## Written instruction
Quote every line as given.

## Data supplied
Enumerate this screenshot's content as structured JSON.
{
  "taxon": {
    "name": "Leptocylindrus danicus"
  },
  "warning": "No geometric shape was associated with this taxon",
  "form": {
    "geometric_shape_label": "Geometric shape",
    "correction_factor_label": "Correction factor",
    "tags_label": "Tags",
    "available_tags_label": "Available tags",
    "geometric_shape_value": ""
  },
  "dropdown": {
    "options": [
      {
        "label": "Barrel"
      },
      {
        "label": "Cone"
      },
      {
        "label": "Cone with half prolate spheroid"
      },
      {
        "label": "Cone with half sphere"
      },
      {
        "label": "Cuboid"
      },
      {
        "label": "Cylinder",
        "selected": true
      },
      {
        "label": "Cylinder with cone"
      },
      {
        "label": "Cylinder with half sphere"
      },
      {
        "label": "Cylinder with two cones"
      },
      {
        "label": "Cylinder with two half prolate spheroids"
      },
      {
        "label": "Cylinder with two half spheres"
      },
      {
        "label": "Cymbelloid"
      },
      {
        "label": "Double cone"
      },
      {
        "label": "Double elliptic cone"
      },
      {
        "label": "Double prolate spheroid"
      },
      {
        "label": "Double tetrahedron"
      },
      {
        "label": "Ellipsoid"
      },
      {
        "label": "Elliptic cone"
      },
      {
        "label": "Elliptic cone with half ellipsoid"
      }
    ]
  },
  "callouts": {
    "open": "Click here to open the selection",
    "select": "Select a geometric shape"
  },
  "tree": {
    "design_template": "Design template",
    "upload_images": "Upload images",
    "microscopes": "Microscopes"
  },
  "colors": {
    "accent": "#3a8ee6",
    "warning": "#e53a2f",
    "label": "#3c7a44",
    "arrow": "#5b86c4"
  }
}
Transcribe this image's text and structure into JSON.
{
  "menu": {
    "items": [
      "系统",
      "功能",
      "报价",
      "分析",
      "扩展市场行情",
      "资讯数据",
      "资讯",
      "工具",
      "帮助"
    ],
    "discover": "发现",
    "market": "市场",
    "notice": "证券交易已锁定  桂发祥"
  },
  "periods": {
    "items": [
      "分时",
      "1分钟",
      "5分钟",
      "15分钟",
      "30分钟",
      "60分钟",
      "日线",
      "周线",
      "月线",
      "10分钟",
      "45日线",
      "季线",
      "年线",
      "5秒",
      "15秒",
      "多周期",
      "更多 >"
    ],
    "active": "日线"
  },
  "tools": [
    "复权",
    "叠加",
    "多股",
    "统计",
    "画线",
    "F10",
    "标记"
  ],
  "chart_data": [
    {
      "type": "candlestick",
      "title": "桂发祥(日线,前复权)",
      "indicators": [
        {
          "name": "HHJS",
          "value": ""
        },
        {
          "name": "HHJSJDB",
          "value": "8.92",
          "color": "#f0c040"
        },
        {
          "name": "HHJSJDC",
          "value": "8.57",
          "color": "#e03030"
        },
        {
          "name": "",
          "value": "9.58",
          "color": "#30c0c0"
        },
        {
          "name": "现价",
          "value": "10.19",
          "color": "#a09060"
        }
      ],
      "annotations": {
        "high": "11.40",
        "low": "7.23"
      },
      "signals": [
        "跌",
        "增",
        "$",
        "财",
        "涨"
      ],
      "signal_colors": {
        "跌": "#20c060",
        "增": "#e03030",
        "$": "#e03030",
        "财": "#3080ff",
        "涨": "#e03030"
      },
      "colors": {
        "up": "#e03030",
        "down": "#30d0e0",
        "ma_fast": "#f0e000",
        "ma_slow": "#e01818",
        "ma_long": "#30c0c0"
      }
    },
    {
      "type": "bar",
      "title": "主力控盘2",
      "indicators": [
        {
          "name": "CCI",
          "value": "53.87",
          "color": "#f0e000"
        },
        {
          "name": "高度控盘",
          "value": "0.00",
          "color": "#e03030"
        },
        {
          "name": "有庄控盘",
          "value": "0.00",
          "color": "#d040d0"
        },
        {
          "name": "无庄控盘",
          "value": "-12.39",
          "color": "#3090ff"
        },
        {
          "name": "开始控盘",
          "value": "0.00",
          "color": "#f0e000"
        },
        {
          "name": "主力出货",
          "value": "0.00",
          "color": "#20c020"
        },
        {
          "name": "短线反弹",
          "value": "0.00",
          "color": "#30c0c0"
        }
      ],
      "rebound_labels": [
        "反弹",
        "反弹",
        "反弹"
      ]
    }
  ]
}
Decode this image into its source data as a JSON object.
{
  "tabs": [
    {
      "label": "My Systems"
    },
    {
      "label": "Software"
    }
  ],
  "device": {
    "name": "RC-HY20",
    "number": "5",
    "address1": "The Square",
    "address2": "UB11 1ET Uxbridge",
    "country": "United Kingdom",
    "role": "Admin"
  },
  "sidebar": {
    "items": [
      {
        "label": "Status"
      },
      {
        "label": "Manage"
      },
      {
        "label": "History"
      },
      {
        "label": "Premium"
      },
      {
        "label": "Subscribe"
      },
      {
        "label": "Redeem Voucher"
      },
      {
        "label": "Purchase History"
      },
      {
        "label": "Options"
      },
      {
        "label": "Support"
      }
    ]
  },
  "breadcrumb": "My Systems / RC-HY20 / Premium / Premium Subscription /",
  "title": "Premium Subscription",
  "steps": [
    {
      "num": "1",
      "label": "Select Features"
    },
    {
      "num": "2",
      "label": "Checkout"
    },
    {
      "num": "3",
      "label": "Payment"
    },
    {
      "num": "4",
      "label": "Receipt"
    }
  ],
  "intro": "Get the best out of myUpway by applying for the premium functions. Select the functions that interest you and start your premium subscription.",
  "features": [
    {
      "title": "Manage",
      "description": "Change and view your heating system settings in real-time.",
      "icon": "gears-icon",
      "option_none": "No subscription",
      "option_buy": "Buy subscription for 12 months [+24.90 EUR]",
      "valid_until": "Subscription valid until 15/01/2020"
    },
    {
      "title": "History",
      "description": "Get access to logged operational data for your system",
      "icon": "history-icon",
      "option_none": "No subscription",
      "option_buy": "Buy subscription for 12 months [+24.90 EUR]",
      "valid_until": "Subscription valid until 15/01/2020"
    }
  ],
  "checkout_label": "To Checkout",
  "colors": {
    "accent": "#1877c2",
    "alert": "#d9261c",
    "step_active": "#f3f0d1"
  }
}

## Answer for this exercise
Enumerate this screenshot's content as structured JSON.
{
  "taxon": {
    "name": "Leptocylindrus danicus"
  },
  "warning": "No geometric shape was associated with this taxon",
  "form": {
    "geometric_shape_label": "Geometric shape",
    "correction_factor_label": "Correction factor",
    "tags_label": "Tags",
    "available_tags_label": "Available tags",
    "geometric_shape_value": ""
  },
  "dropdown": {
    "options": [
      {
        "label": "Barrel"
      },
      {
        "label": "Cone"
      },
      {
        "label": "Cone with half prolate spheroid"
      },
      {
        "label": "Cone with half sphere"
      },
      {
        "label": "Cuboid"
      },
      {
        "label": "Cylinder",
        "selected": true
      },
      {
        "label": "Cylinder with cone"
      },
      {
        "label": "Cylinder with half sphere"
      },
      {
        "label": "Cylinder with two cones"
      },
      {
        "label": "Cylinder with two half prolate spheroids"
      },
      {
        "label": "Cylinder with two half spheres"
      },
      {
        "label": "Cymbelloid"
      },
      {
        "label": "Double cone"
      },
      {
        "label": "Double elliptic cone"
      },
      {
        "label": "Double prolate spheroid"
      },
      {
        "label": "Double tetrahedron"
      },
      {
        "label": "Ellipsoid"
      },
      {
        "label": "Elliptic cone"
      },
      {
        "label": "Elliptic cone with half ellipsoid"
      }
    ]
  },
  "callouts": {
    "open": "Click here to open the selection",
    "select": "Select a geometric shape"
  },
  "tree": {
    "design_template": "Design template",
    "upload_images": "Upload images",
    "microscopes": "Microscopes"
  },
  "colors": {
    "accent": "#3a8ee6",
    "warning": "#e53a2f",
    "label": "#3c7a44",
    "arrow": "#5b86c4"
  }
}
Transcribe this image's text and structure into JSON.
{
  "menu": {
    "items": [
      "系统",
      "功能",
      "报价",
      "分析",
      "扩展市场行情",
      "资讯数据",
      "资讯",
      "工具",
      "帮助"
    ],
    "discover": "发现",
    "market": "市场",
    "notice": "证券交易已锁定  桂发祥"
  },
  "periods": {
    "items": [
      "分时",
      "1分钟",
      "5分钟",
      "15分钟",
      "30分钟",
      "60分钟",
      "日线",
      "周线",
      "月线",
      "10分钟",
      "45日线",
      "季线",
      "年线",
      "5秒",
      "15秒",
      "多周期",
      "更多 >"
    ],
    "active": "日线"
  },
  "tools": [
    "复权",
    "叠加",
    "多股",
    "统计",
    "画线",
    "F10",
    "标记"
  ],
  "chart_data": [
    {
      "type": "candlestick",
      "title": "桂发祥(日线,前复权)",
      "indicators": [
        {
          "name": "HHJS",
          "value": ""
        },
        {
          "name": "HHJSJDB",
          "value": "8.92",
          "color": "#f0c040"
        },
        {
          "name": "HHJSJDC",
          "value": "8.57",
          "color": "#e03030"
        },
        {
          "name": "",
          "value": "9.58",
          "color": "#30c0c0"
        },
        {
          "name": "现价",
          "value": "10.19",
          "color": "#a09060"
        }
      ],
      "annotations": {
        "high": "11.40",
        "low": "7.23"
      },
      "signals": [
        "跌",
        "增",
        "$",
        "财",
        "涨"
      ],
      "signal_colors": {
        "跌": "#20c060",
        "增": "#e03030",
        "$": "#e03030",
        "财": "#3080ff",
        "涨": "#e03030"
      },
      "colors": {
        "up": "#e03030",
        "down": "#30d0e0",
        "ma_fast": "#f0e000",
        "ma_slow": "#e01818",
        "ma_long": "#30c0c0"
      }
    },
    {
      "type": "bar",
      "title": "主力控盘2",
      "indicators": [
        {
          "name": "CCI",
          "value": "53.87",
          "color": "#f0e000"
        },
        {
          "name": "高度控盘",
          "value": "0.00",
          "color": "#e03030"
        },
        {
          "name": "有庄控盘",
          "value": "0.00",
          "color": "#d040d0"
        },
        {
          "name": "无庄控盘",
          "value": "-12.39",
          "color": "#3090ff"
        },
        {
          "name": "开始控盘",
          "value": "0.00",
          "color": "#f0e000"
        },
        {
          "name": "主力出货",
          "value": "0.00",
          "color": "#20c020"
        },
        {
          "name": "短线反弹",
          "value": "0.00",
          "color": "#30c0c0"
        }
      ],
      "rebound_labels": [
        "反弹",
        "反弹",
        "反弹"
      ]
    }
  ]
}
Decode this image into its source data as a JSON object.
{
  "tabs": [
    {
      "label": "My Systems"
    },
    {
      "label": "Software"
    }
  ],
  "device": {
    "name": "RC-HY20",
    "number": "5",
    "address1": "The Square",
    "address2": "UB11 1ET Uxbridge",
    "country": "United Kingdom",
    "role": "Admin"
  },
  "sidebar": {
    "items": [
      {
        "label": "Status"
      },
      {
        "label": "Manage"
      },
      {
        "label": "History"
      },
      {
        "label": "Premium"
      },
      {
        "label": "Subscribe"
      },
      {
        "label": "Redeem Voucher"
      },
      {
        "label": "Purchase History"
      },
      {
        "label": "Options"
      },
      {
        "label": "Support"
      }
    ]
  },
  "breadcrumb": "My Systems / RC-HY20 / Premium / Premium Subscription /",
  "title": "Premium Subscription",
  "steps": [
    {
      "num": "1",
      "label": "Select Features"
    },
    {
      "num": "2",
      "label": "Checkout"
    },
    {
      "num": "3",
      "label": "Payment"
    },
    {
      "num": "4",
      "label": "Receipt"
    }
  ],
  "intro": "Get the best out of myUpway by applying for the premium functions. Select the functions that interest you and start your premium subscription.",
  "features": [
    {
      "title": "Manage",
      "description": "Change and view your heating system settings in real-time.",
      "icon": "gears-icon",
      "option_none": "No subscription",
      "option_buy": "Buy subscription for 12 months [+24.90 EUR]",
      "valid_until": "Subscription valid until 15/01/2020"
    },
    {
      "title": "History",
      "description": "Get access to logged operational data for your system",
      "icon": "history-icon",
      "option_none": "No subscription",
      "option_buy": "Buy subscription for 12 months [+24.90 EUR]",
      "valid_until": "Subscription valid until 15/01/2020"
    }
  ],
  "checkout_label": "To Checkout",
  "colors": {
    "accent": "#1877c2",
    "alert": "#d9261c",
    "step_active": "#f3f0d1"
  }
}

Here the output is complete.